** begin RECORD EXCERPTS **

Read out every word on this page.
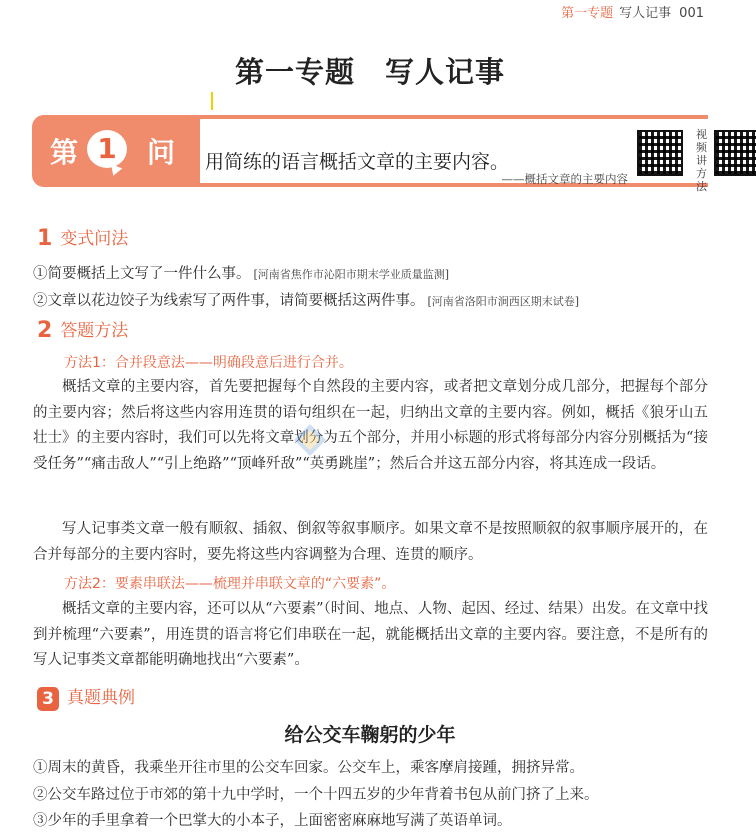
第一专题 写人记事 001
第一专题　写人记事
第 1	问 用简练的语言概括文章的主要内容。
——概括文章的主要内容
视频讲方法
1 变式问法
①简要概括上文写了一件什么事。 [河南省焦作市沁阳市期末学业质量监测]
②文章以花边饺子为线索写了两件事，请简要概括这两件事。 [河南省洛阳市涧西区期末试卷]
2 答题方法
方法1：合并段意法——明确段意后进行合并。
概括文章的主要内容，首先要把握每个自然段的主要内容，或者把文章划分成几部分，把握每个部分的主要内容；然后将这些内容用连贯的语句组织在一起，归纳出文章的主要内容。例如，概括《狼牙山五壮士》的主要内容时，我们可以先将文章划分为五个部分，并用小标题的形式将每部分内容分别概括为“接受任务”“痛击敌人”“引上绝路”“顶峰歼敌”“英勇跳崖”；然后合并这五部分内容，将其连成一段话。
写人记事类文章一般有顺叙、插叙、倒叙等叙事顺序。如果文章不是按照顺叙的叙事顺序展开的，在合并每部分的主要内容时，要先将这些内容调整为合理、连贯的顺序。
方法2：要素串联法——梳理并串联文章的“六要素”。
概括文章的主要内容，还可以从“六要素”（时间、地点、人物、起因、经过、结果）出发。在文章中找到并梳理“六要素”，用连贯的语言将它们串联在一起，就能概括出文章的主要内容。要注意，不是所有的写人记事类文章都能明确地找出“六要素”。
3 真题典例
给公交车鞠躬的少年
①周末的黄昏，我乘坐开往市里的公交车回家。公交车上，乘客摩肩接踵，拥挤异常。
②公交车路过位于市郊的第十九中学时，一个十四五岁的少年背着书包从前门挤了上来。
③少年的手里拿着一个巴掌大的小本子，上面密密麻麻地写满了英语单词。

** end RECORD EXCERPTS **
** begin RECORD EXCERPTS **

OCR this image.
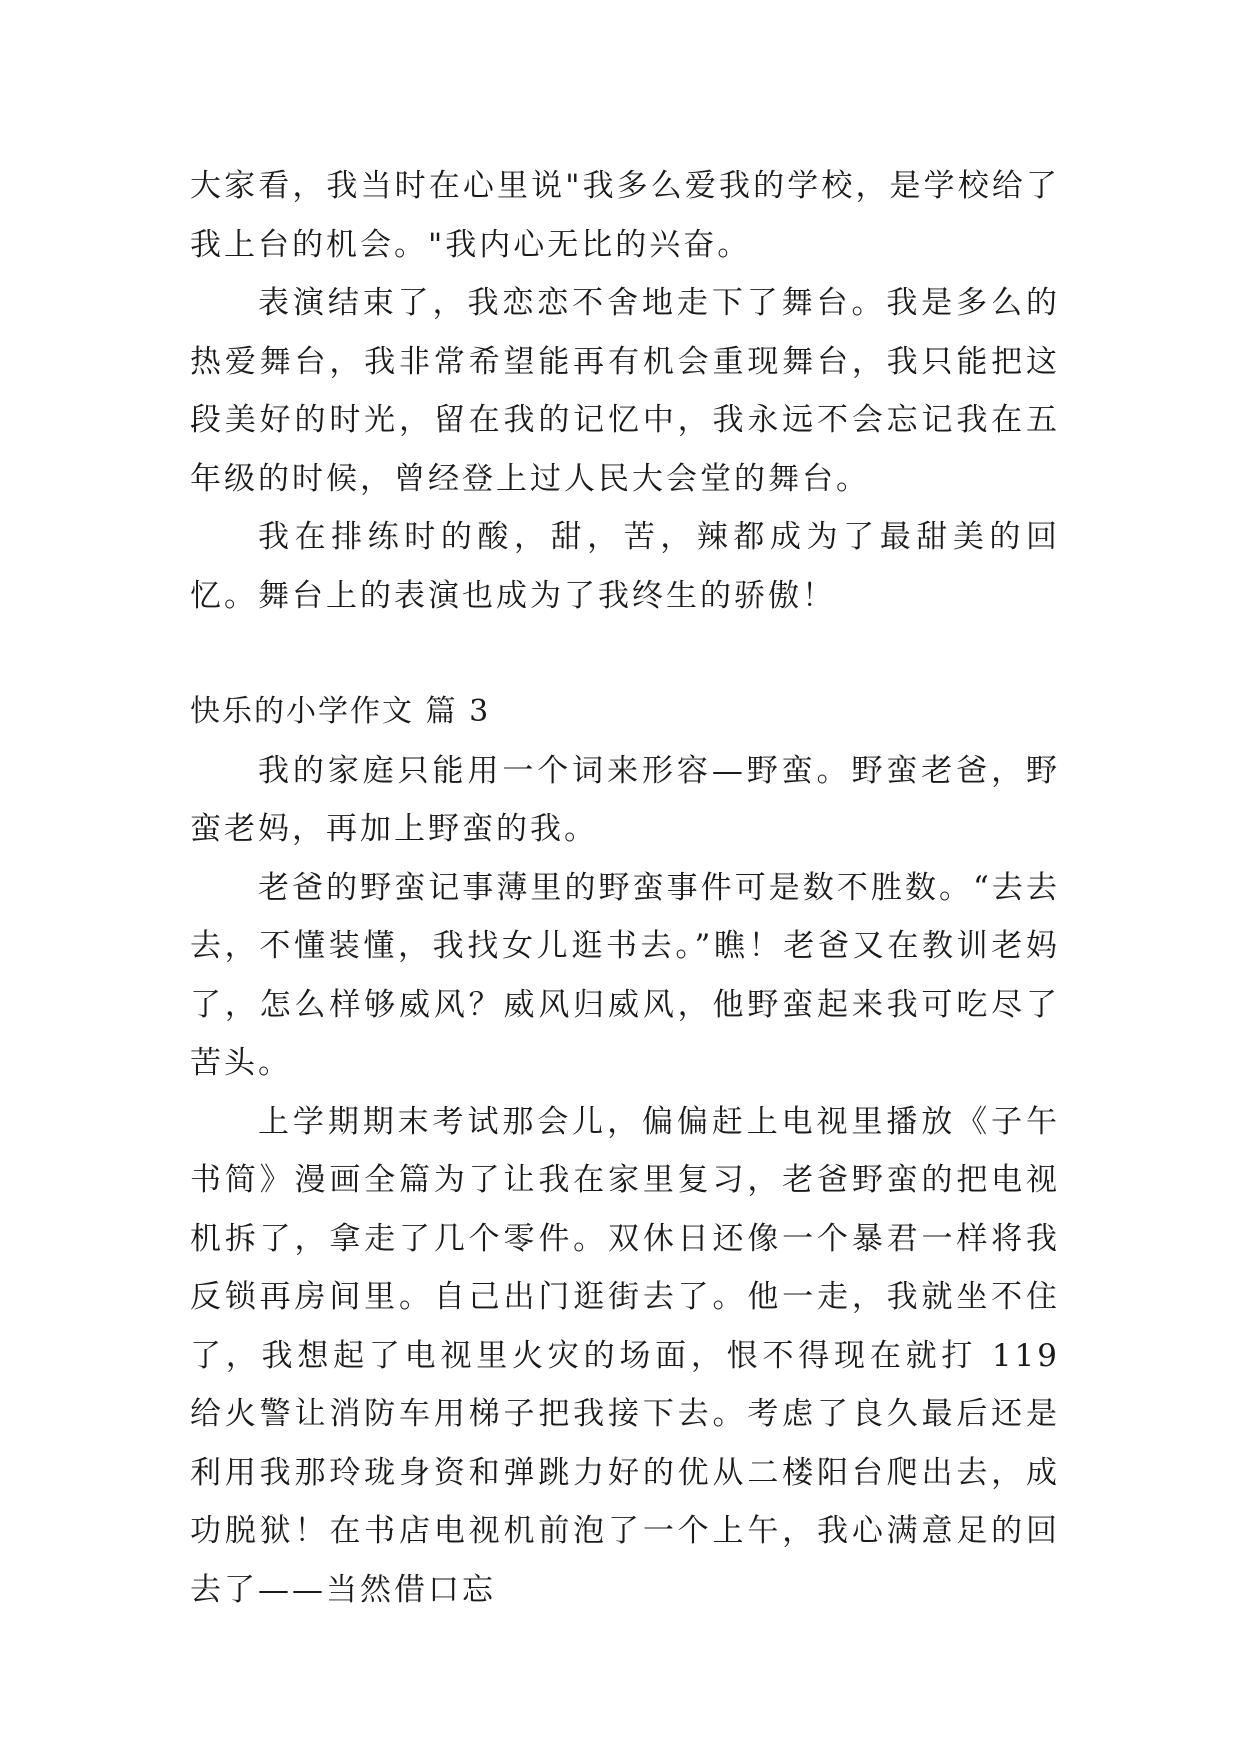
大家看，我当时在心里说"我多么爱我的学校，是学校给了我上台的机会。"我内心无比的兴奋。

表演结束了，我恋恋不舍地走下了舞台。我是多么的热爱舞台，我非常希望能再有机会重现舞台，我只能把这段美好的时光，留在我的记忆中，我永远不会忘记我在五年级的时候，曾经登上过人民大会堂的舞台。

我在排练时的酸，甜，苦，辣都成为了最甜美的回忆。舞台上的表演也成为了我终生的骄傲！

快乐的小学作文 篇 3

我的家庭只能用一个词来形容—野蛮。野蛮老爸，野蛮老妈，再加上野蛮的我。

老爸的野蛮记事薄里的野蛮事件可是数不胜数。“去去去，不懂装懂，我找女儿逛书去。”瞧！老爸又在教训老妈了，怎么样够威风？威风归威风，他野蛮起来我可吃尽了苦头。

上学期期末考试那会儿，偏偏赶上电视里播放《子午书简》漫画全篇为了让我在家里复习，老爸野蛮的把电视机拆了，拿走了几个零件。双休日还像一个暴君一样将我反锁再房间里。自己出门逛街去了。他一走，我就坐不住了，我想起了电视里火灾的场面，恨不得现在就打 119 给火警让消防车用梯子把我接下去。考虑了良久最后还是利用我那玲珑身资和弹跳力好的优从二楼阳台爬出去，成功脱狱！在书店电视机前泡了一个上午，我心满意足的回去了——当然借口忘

** end RECORD EXCERPTS **

In the listing, find each line with the string "this" and copy it.

Read out every word on this page.
OCR this image.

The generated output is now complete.